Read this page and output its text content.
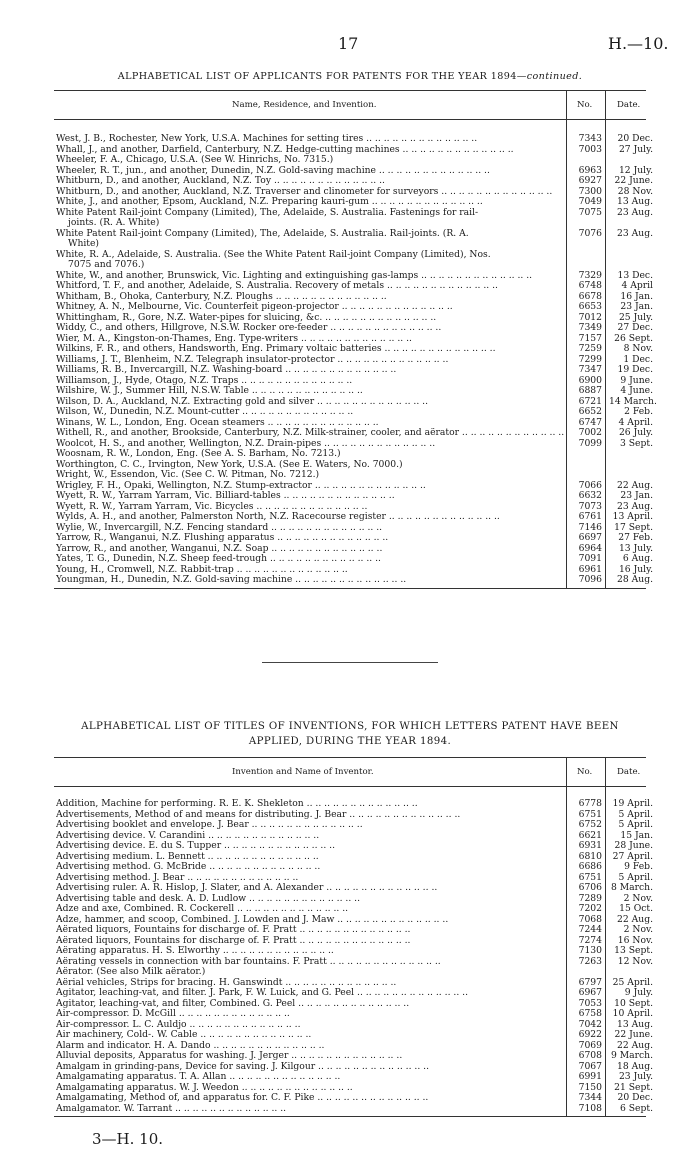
17	H.—10.
ALPHABETICAL LIST OF APPLICANTS FOR PATENTS FOR THE YEAR 1894—continued.
Name, Residence, and Invention.	No.	Date.
West, J. B., Rochester, New York, U.S.A. Machines for setting tires ..	7343	20 Dec.
Whall, J., and another, Darfield, Canterbury, N.Z. Hedge-cutting machines ..	7003	27 July.
Wheeler, F. A., Chicago, U.S.A. (See W. Hinrichs, No. 7315.)
Wheeler, R. T., jun., and another, Dunedin, N.Z. Gold-saving machine ..	6963	12 July.
Whitburn, D., and another, Auckland, N.Z. Toy ..	6927	22 June.
Whitburn, D., and another, Auckland, N.Z. Traverser and clinometer for surveyors ..	7300	28 Nov.
White, J., and another, Epsom, Auckland, N.Z. Preparing kauri-gum ..	7049	13 Aug.
White Patent Rail-joint Company (Limited), The, Adelaide, S. Australia. Fastenings for rail-
joints. (R. A. White)
7075	23 Aug.
White Patent Rail-joint Company (Limited), The, Adelaide, S. Australia. Rail-joints. (R. A.
White)
7076	23 Aug.
White, R. A., Adelaide, S. Australia. (See the White Patent Rail-joint Company (Limited), Nos.
7075 and 7076.)
White, W., and another, Brunswick, Vic. Lighting and extinguishing gas-lamps ..	7329	13 Dec.
Whitford, T. F., and another, Adelaide, S. Australia. Recovery of metals ..	6748	4 April
Whitham, B., Ohoka, Canterbury, N.Z. Ploughs ..	6678	16 Jan.
Whitney, A. N., Melbourne, Vic. Counterfeit pigeon-projector ..	6653	23 Jan.
Whittingham, R., Gore, N.Z. Water-pipes for sluicing, &c. ..	7012	25 July.
Widdy, C., and others, Hillgrove, N.S.W. Rocker ore-feeder ..	7349	27 Dec.
Wier, M. A., Kingston-on-Thames, Eng. Type-writers ..	7157	26 Sept.
Wilkins, F. R., and others, Handsworth, Eng. Primary voltaic batteries ..	7259	8 Nov.
Williams, J. T., Blenheim, N.Z. Telegraph insulator-protector ..	7299	1 Dec.
Williams, R. B., Invercargill, N.Z. Washing-board ..	7347	19 Dec.
Williamson, J., Hyde, Otago, N.Z. Traps ..	6900	9 June.
Wilshire, W. J., Summer Hill, N.S.W. Table ..	6887	4 June.
Wilson, D. A., Auckland, N.Z. Extracting gold and silver ..	6721 14 March.
Wilson, W., Dunedin, N.Z. Mount-cutter ..	6652	2 Feb.
Winans, W. L., London, Eng. Ocean steamers ..	6747	4 April.
Withell, R., and another, Brookside, Canterbury, N.Z. Milk-strainer, cooler, and aërator ..	7002	26 July.
Woolcot, H. S., and another, Wellington, N.Z. Drain-pipes ..	7099	3 Sept.
Woosnam, R. W., London, Eng. (See A. S. Barham, No. 7213.)
Worthington, C. C., Irvington, New York, U.S.A. (See E. Waters, No. 7000.)
Wright, W., Essendon, Vic. (See C. W. Pitman, No. 7212.)
Wrigley, F. H., Opaki, Wellington, N.Z. Stump-extractor ..	7066	22 Aug.
Wyett, R. W., Yarram Yarram, Vic. Billiard-tables ..	6632	23 Jan.
Wyett, R. W., Yarram Yarram, Vic. Bicycles ..	7073	23 Aug.
Wylds, A. H., and another, Palmerston North, N.Z. Racecourse register ..	6761	13 April.
Wylie, W., Invercargill, N.Z. Fencing standard ..	7146	17 Sept.
Yarrow, R., Wanganui, N.Z. Flushing apparatus ..	6697	27 Feb.
Yarrow, R., and another, Wanganui, N.Z. Soap ..	6964	13 July.
Yates, T. G., Dunedin, N.Z. Sheep feed-trough ..	7091	6 Aug.
Young, H., Cromwell, N.Z. Rabbit-trap ..	6961	16 July.
Youngman, H., Dunedin, N.Z. Gold-saving machine ..	7096	28 Aug.
ALPHABETICAL LIST OF TITLES OF INVENTIONS, FOR WHICH LETTERS PATENT HAVE BEEN
APPLIED, DURING THE YEAR 1894.
Invention and Name of Inventor.	No.	Date.
Addition, Machine for performing. R. E. K. Shekleton ..	6778	19 April.
Advertisements, Method of and means for distributing. J. Bear ..	6751	5 April.
Advertising booklet and envelope. J. Bear ..	6752	5 April.
Advertising device. V. Carandini ..	6621	15 Jan.
Advertising device. E. du S. Tupper ..	6931	28 June.
Advertising medium. L. Bennett ..	6810	27 April.
Advertising method. G. McBride ..	6686	9 Feb.
Advertising method. J. Bear ..	6751	5 April.
Advertising ruler. A. R. Hislop, J. Slater, and A. Alexander ..	6706 8 March.
Advertising table and desk. A. D. Ludlow ..	7289	2 Nov.
Adze and axe, Combined. R. Cockerell ..	7202	15 Oct.
Adze, hammer, and scoop, Combined. J. Lowden and J. Maw ..	7068	22 Aug.
Aërated liquors, Fountains for discharge of. F. Pratt ..	7244	2 Nov.
Aërated liquors, Fountains for discharge of. F. Pratt ..	7274	16 Nov.
Aërating apparatus. H. S. Elworthy ..	7130	13 Sept.
Aërating vessels in connection with bar fountains. F. Pratt ..	7263	12 Nov.
Aërator. (See also Milk aërator.)
Aërial vehicles, Strips for bracing. H. Ganswindt ..	6797	25 April.
Agitator, leaching-vat, and filter. J. Park, F. W. Luick, and G. Peel ..	6967	9 July.
Agitator, leaching-vat, and filter, Combined. G. Peel ..	7053	10 Sept.
Air-compressor. D. McGill ..	6758	10 April.
Air-compressor. L. C. Auldjo ..	7042	13 Aug.
Air machinery, Cold-. W. Cable ..	6922	22 June.
Alarm and indicator. H. A. Dando ..	7069	22 Aug.
Alluvial deposits, Apparatus for washing. J. Jerger ..	6708 9 March.
Amalgam in grinding-pans, Device for saving. J. Kilgour ..	7067	18 Aug.
Amalgamating apparatus. T. A. Allan ..	6991	23 July.
Amalgamating apparatus. W. J. Weedon ..	7150	21 Sept.
Amalgamating, Method of, and apparatus for. C. F. Pike ..	7344	20 Dec.
Amalgamator. W. Tarrant ..	7108	6 Sept.
3—H. 10.
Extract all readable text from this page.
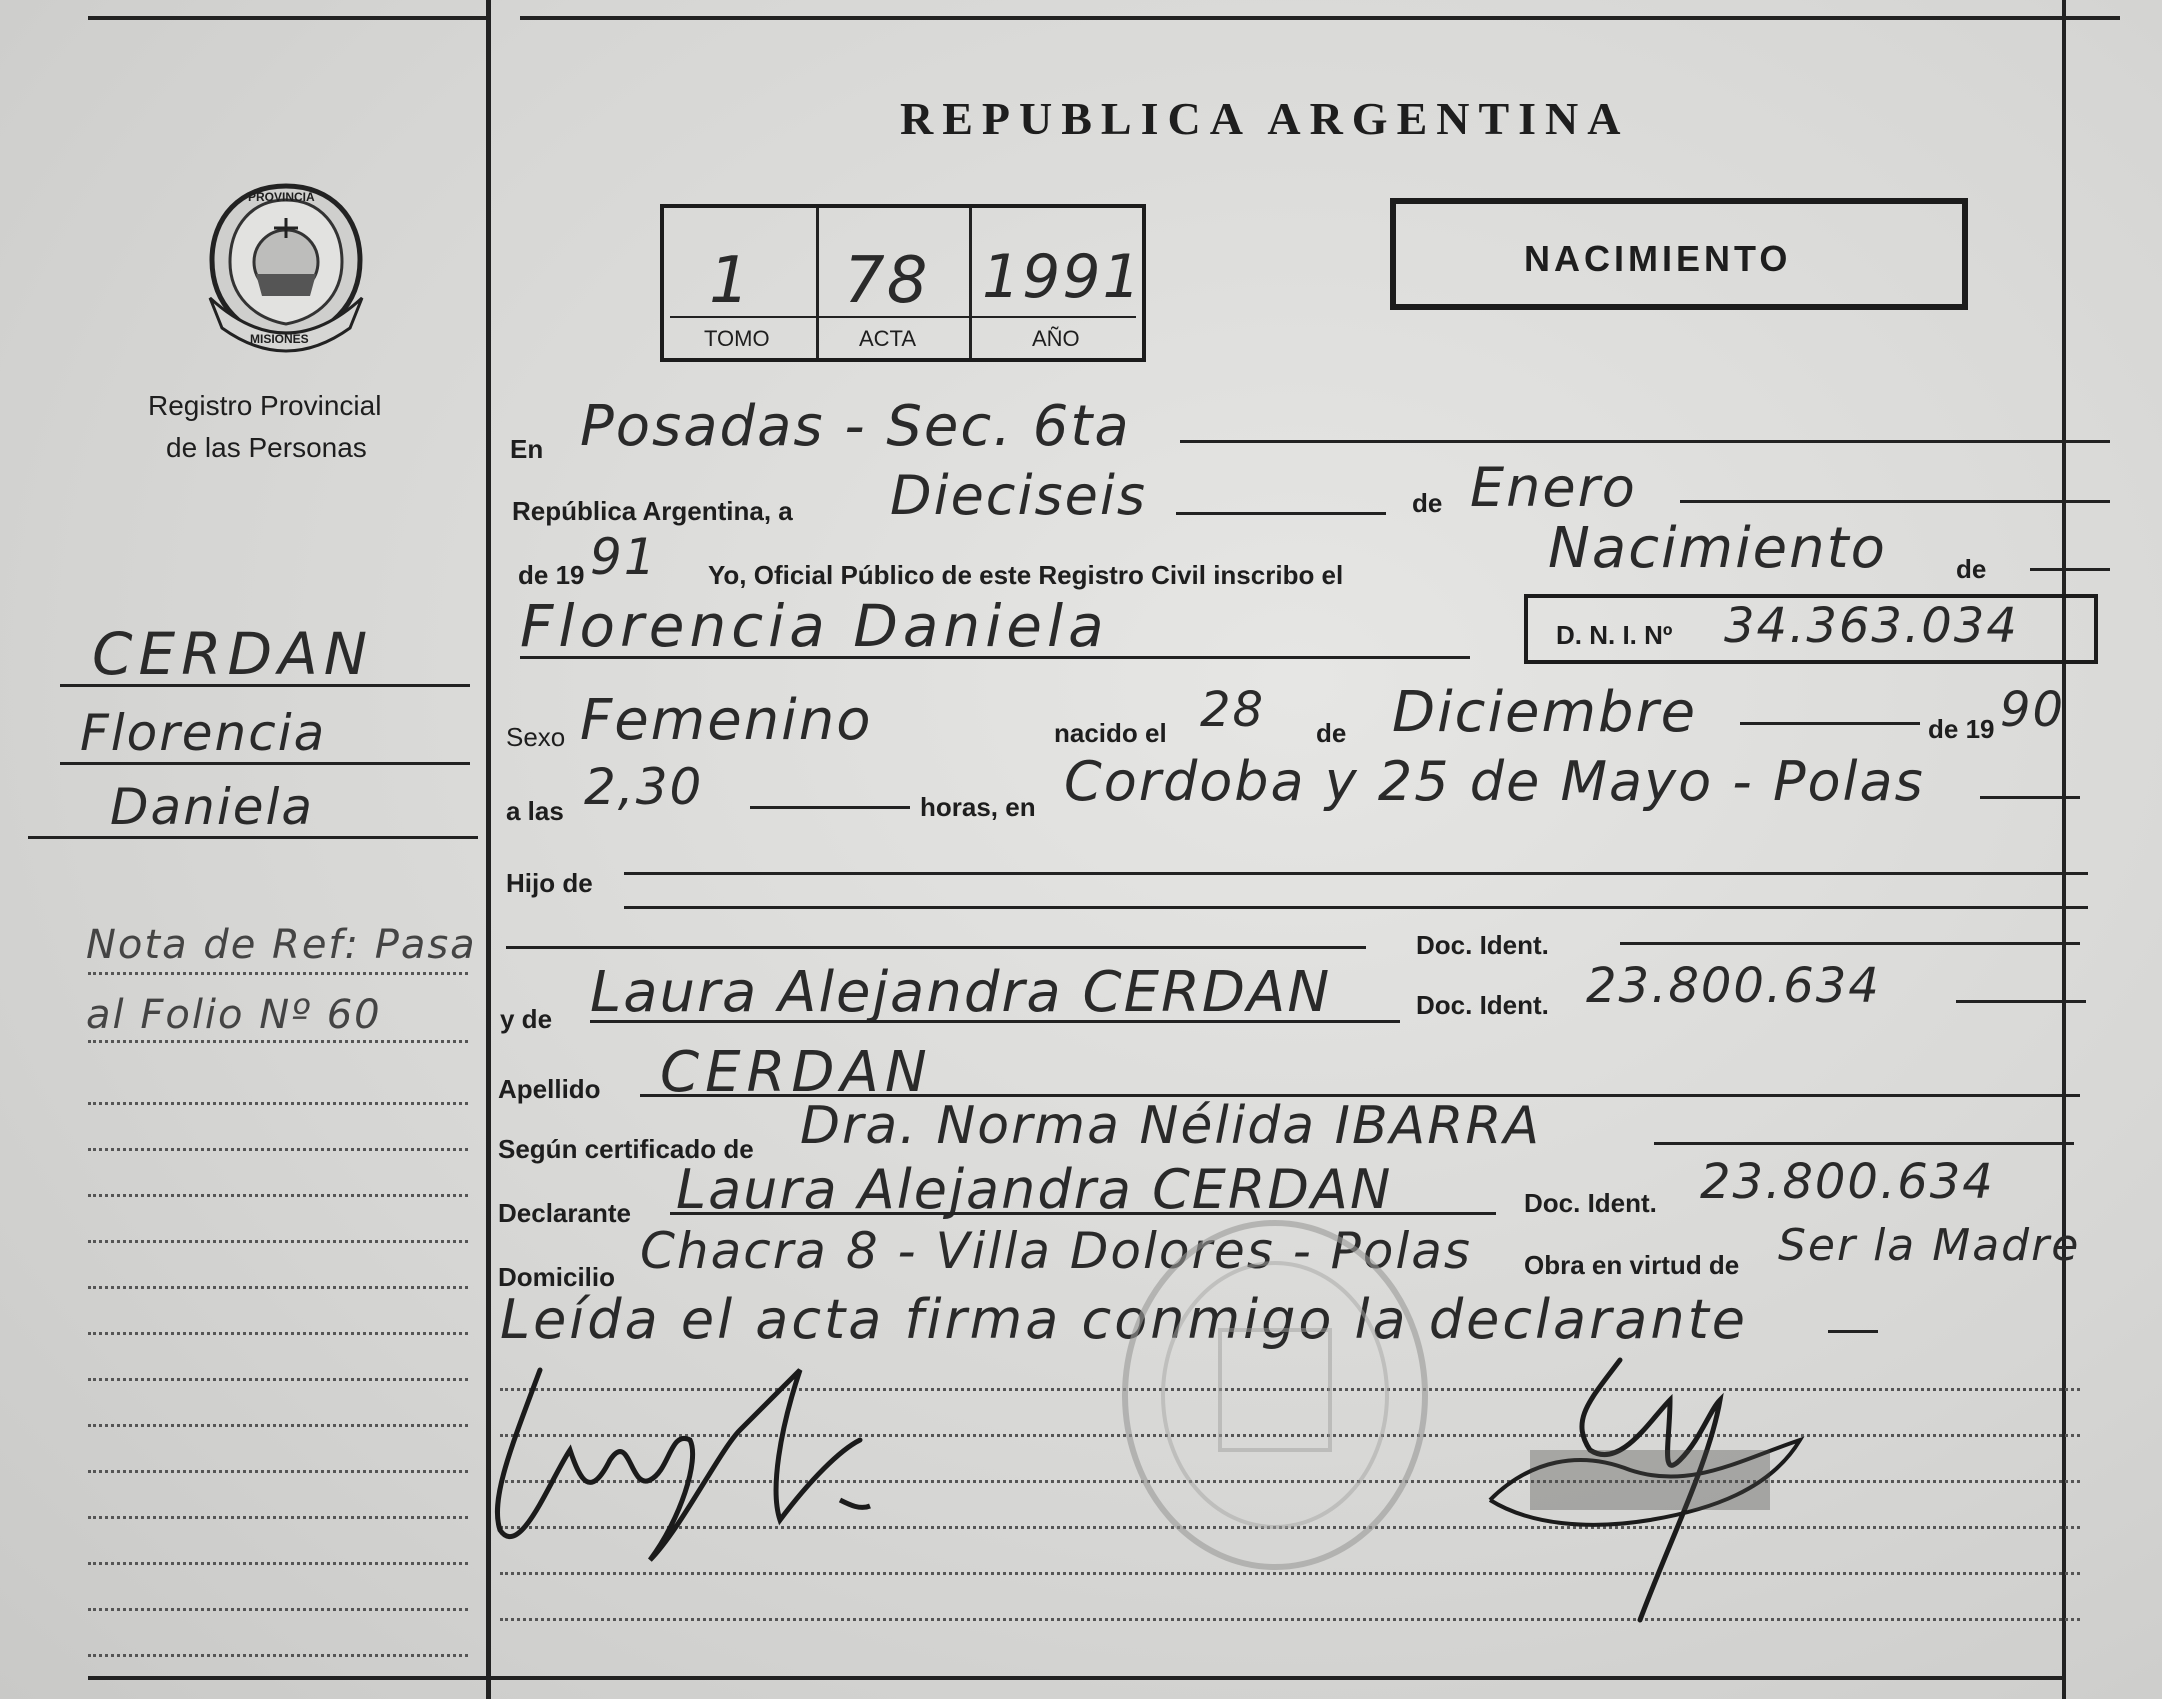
REPUBLICA ARGENTINA
1 78 1991
TOMO	ACTA	AÑO
NACIMIENTO
PROVINCIA
MISIONES
Registro Provincial
de las Personas
CERDAN
Florencia
Daniela
Nota de Ref: Pasa
al Folio Nº 60
En Posadas - Sec. 6ta
República Argentina, a Dieciseis	de Enero
de 19 91 Yo, Oficial Público de este Registro Civil inscribo el	Nacimiento	de
Florencia Daniela	D. N. I. Nº 34.363.034
Sexo Femenino	nacido el 28 de Diciembre	de 19 90
a las 2,30	horas, en Cordoba y 25 de Mayo - Polas
Hijo de
Doc. Ident.
y de Laura Alejandra CERDAN	Doc. Ident. 23.800.634
Apellido CERDAN
Según certificado de Dra. Norma Nélida IBARRA
Declarante Laura Alejandra CERDAN	Doc. Ident. 23.800.634
Domicilio Chacra 8 - Villa Dolores - Polas Obra en virtud de Ser la Madre
Leída el acta firma conmigo la declarante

========

§ REQUIREMENT
Go through the listing above and write it all out exactly, leaving out any picture.

§ TASK ANSWER
Read this page and output its text content.
17	H.—10.
ALPHABETICAL LIST OF APPLICANTS FOR PATENTS FOR THE YEAR 1894—continued.
Name, Residence, and Invention.	No.	Date.
West, J. B., Rochester, New York, U.S.A. Machines for setting tires ..	7343	20 Dec.
Whall, J., and another, Darfield, Canterbury, N.Z. Hedge-cutting machines ..	7003	27 July.
Wheeler, F. A., Chicago, U.S.A. (See W. Hinrichs, No. 7315.)
Wheeler, R. T., jun., and another, Dunedin, N.Z. Gold-saving machine ..	6963	12 July.
Whitburn, D., and another, Auckland, N.Z. Toy ..	6927	22 June.
Whitburn, D., and another, Auckland, N.Z. Traverser and clinometer for surveyors ..	7300	28 Nov.
White, J., and another, Epsom, Auckland, N.Z. Preparing kauri-gum ..	7049	13 Aug.
White Patent Rail-joint Company (Limited), The, Adelaide, S. Australia. Fastenings for rail-
joints. (R. A. White)
7075	23 Aug.
White Patent Rail-joint Company (Limited), The, Adelaide, S. Australia. Rail-joints. (R. A.
White)
7076	23 Aug.
White, R. A., Adelaide, S. Australia. (See the White Patent Rail-joint Company (Limited), Nos.
7075 and 7076.)
White, W., and another, Brunswick, Vic. Lighting and extinguishing gas-lamps ..	7329	13 Dec.
Whitford, T. F., and another, Adelaide, S. Australia. Recovery of metals ..	6748	4 April
Whitham, B., Ohoka, Canterbury, N.Z. Ploughs ..	6678	16 Jan.
Whitney, A. N., Melbourne, Vic. Counterfeit pigeon-projector ..	6653	23 Jan.
Whittingham, R., Gore, N.Z. Water-pipes for sluicing, &c. ..	7012	25 July.
Widdy, C., and others, Hillgrove, N.S.W. Rocker ore-feeder ..	7349	27 Dec.
Wier, M. A., Kingston-on-Thames, Eng. Type-writers ..	7157	26 Sept.
Wilkins, F. R., and others, Handsworth, Eng. Primary voltaic batteries ..	7259	8 Nov.
Williams, J. T., Blenheim, N.Z. Telegraph insulator-protector ..	7299	1 Dec.
Williams, R. B., Invercargill, N.Z. Washing-board ..	7347	19 Dec.
Williamson, J., Hyde, Otago, N.Z. Traps ..	6900	9 June.
Wilshire, W. J., Summer Hill, N.S.W. Table ..	6887	4 June.
Wilson, D. A., Auckland, N.Z. Extracting gold and silver ..	6721 14 March.
Wilson, W., Dunedin, N.Z. Mount-cutter ..	6652	2 Feb.
Winans, W. L., London, Eng. Ocean steamers ..	6747	4 April.
Withell, R., and another, Brookside, Canterbury, N.Z. Milk-strainer, cooler, and aërator ..	7002	26 July.
Woolcot, H. S., and another, Wellington, N.Z. Drain-pipes ..	7099	3 Sept.
Woosnam, R. W., London, Eng. (See A. S. Barham, No. 7213.)
Worthington, C. C., Irvington, New York, U.S.A. (See E. Waters, No. 7000.)
Wright, W., Essendon, Vic. (See C. W. Pitman, No. 7212.)
Wrigley, F. H., Opaki, Wellington, N.Z. Stump-extractor ..	7066	22 Aug.
Wyett, R. W., Yarram Yarram, Vic. Billiard-tables ..	6632	23 Jan.
Wyett, R. W., Yarram Yarram, Vic. Bicycles ..	7073	23 Aug.
Wylds, A. H., and another, Palmerston North, N.Z. Racecourse register ..	6761	13 April.
Wylie, W., Invercargill, N.Z. Fencing standard ..	7146	17 Sept.
Yarrow, R., Wanganui, N.Z. Flushing apparatus ..	6697	27 Feb.
Yarrow, R., and another, Wanganui, N.Z. Soap ..	6964	13 July.
Yates, T. G., Dunedin, N.Z. Sheep feed-trough ..	7091	6 Aug.
Young, H., Cromwell, N.Z. Rabbit-trap ..	6961	16 July.
Youngman, H., Dunedin, N.Z. Gold-saving machine ..	7096	28 Aug.
ALPHABETICAL LIST OF TITLES OF INVENTIONS, FOR WHICH LETTERS PATENT HAVE BEEN
APPLIED, DURING THE YEAR 1894.
Invention and Name of Inventor.	No.	Date.
Addition, Machine for performing. R. E. K. Shekleton ..	6778	19 April.
Advertisements, Method of and means for distributing. J. Bear ..	6751	5 April.
Advertising booklet and envelope. J. Bear ..	6752	5 April.
Advertising device. V. Carandini ..	6621	15 Jan.
Advertising device. E. du S. Tupper ..	6931	28 June.
Advertising medium. L. Bennett ..	6810	27 April.
Advertising method. G. McBride ..	6686	9 Feb.
Advertising method. J. Bear ..	6751	5 April.
Advertising ruler. A. R. Hislop, J. Slater, and A. Alexander ..	6706 8 March.
Advertising table and desk. A. D. Ludlow ..	7289	2 Nov.
Adze and axe, Combined. R. Cockerell ..	7202	15 Oct.
Adze, hammer, and scoop, Combined. J. Lowden and J. Maw ..	7068	22 Aug.
Aërated liquors, Fountains for discharge of. F. Pratt ..	7244	2 Nov.
Aërated liquors, Fountains for discharge of. F. Pratt ..	7274	16 Nov.
Aërating apparatus. H. S. Elworthy ..	7130	13 Sept.
Aërating vessels in connection with bar fountains. F. Pratt ..	7263	12 Nov.
Aërator. (See also Milk aërator.)
Aërial vehicles, Strips for bracing. H. Ganswindt ..	6797	25 April.
Agitator, leaching-vat, and filter. J. Park, F. W. Luick, and G. Peel ..	6967	9 July.
Agitator, leaching-vat, and filter, Combined. G. Peel ..	7053	10 Sept.
Air-compressor. D. McGill ..	6758	10 April.
Air-compressor. L. C. Auldjo ..	7042	13 Aug.
Air machinery, Cold-. W. Cable ..	6922	22 June.
Alarm and indicator. H. A. Dando ..	7069	22 Aug.
Alluvial deposits, Apparatus for washing. J. Jerger ..	6708 9 March.
Amalgam in grinding-pans, Device for saving. J. Kilgour ..	7067	18 Aug.
Amalgamating apparatus. T. A. Allan ..	6991	23 July.
Amalgamating apparatus. W. J. Weedon ..	7150	21 Sept.
Amalgamating, Method of, and apparatus for. C. F. Pike ..	7344	20 Dec.
Amalgamator. W. Tarrant ..	7108	6 Sept.
3—H. 10.
Extract all readable text from this page.
REPUBLICA ARGENTINA
1 78 1991
TOMO	ACTA	AÑO
NACIMIENTO
PROVINCIA
MISIONES
Registro Provincial
de las Personas
CERDAN
Florencia
Daniela
Nota de Ref: Pasa
al Folio Nº 60
En Posadas - Sec. 6ta
República Argentina, a Dieciseis	de Enero
de 19 91 Yo, Oficial Público de este Registro Civil inscribo el	Nacimiento	de
Florencia Daniela	D. N. I. Nº 34.363.034
Sexo Femenino	nacido el 28 de Diciembre	de 19 90
a las 2,30	horas, en Cordoba y 25 de Mayo - Polas
Hijo de
Doc. Ident.
y de Laura Alejandra CERDAN	Doc. Ident. 23.800.634
Apellido CERDAN
Según certificado de Dra. Norma Nélida IBARRA
Declarante Laura Alejandra CERDAN	Doc. Ident. 23.800.634
Domicilio Chacra 8 - Villa Dolores - Polas Obra en virtud de Ser la Madre
Leída el acta firma conmigo la declarante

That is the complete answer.